> Data rows
◇ ◇ ◇ ◇

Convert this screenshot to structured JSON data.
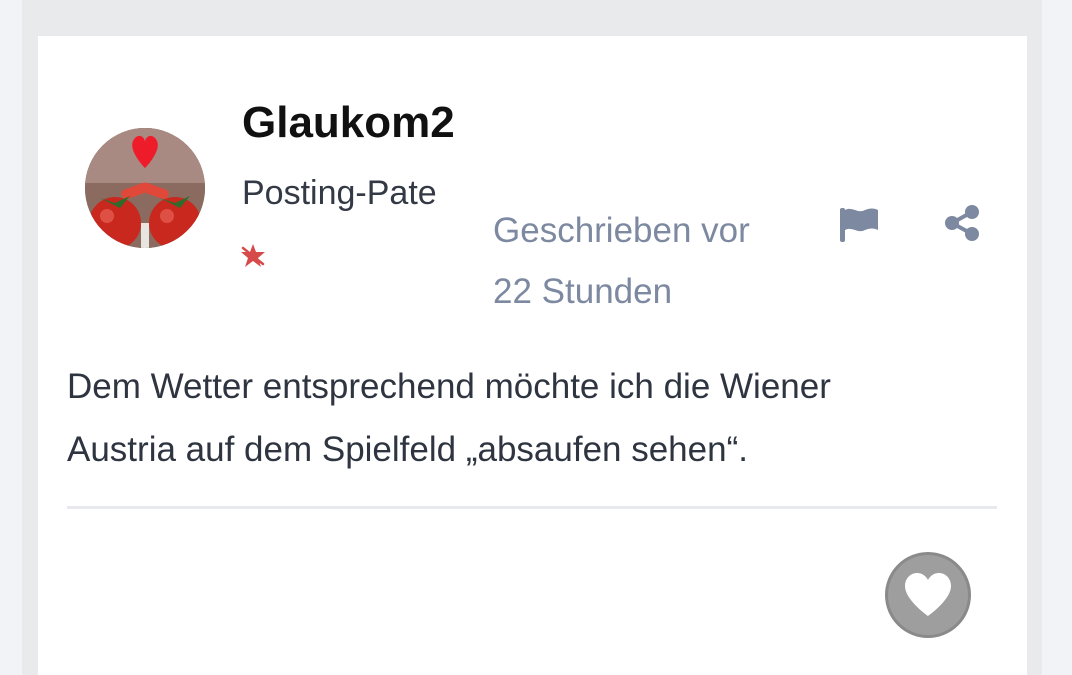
{
  "post": {
    "author": {
      "username": "Glaukom2",
      "rank": "Posting-Pate"
    },
    "timestamp_line1": "Geschrieben vor",
    "timestamp_line2": "22 Stunden",
    "body_line1": "Dem Wetter entsprechend möchte ich die Wiener",
    "body_line2": "Austria auf dem Spielfeld „absaufen sehen“."
  },
  "colors": {
    "accent": "#7c89a0",
    "like_button": "#9e9e9e",
    "rank_star": "#d64a4a"
  },
  "icons": {
    "report": "flag-icon",
    "share": "share-icon",
    "like": "heart-icon"
  }
}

◇ ◇ ◇ ◇

> What to work on
Return the listing above word for word, with the pictures removed.

> Written solution
Convert this screenshot to structured JSON data.
{
  "post": {
    "author": {
      "username": "Glaukom2",
      "rank": "Posting-Pate"
    },
    "timestamp_line1": "Geschrieben vor",
    "timestamp_line2": "22 Stunden",
    "body_line1": "Dem Wetter entsprechend möchte ich die Wiener",
    "body_line2": "Austria auf dem Spielfeld „absaufen sehen“."
  },
  "colors": {
    "accent": "#7c89a0",
    "like_button": "#9e9e9e",
    "rank_star": "#d64a4a"
  },
  "icons": {
    "report": "flag-icon",
    "share": "share-icon",
    "like": "heart-icon"
  }
}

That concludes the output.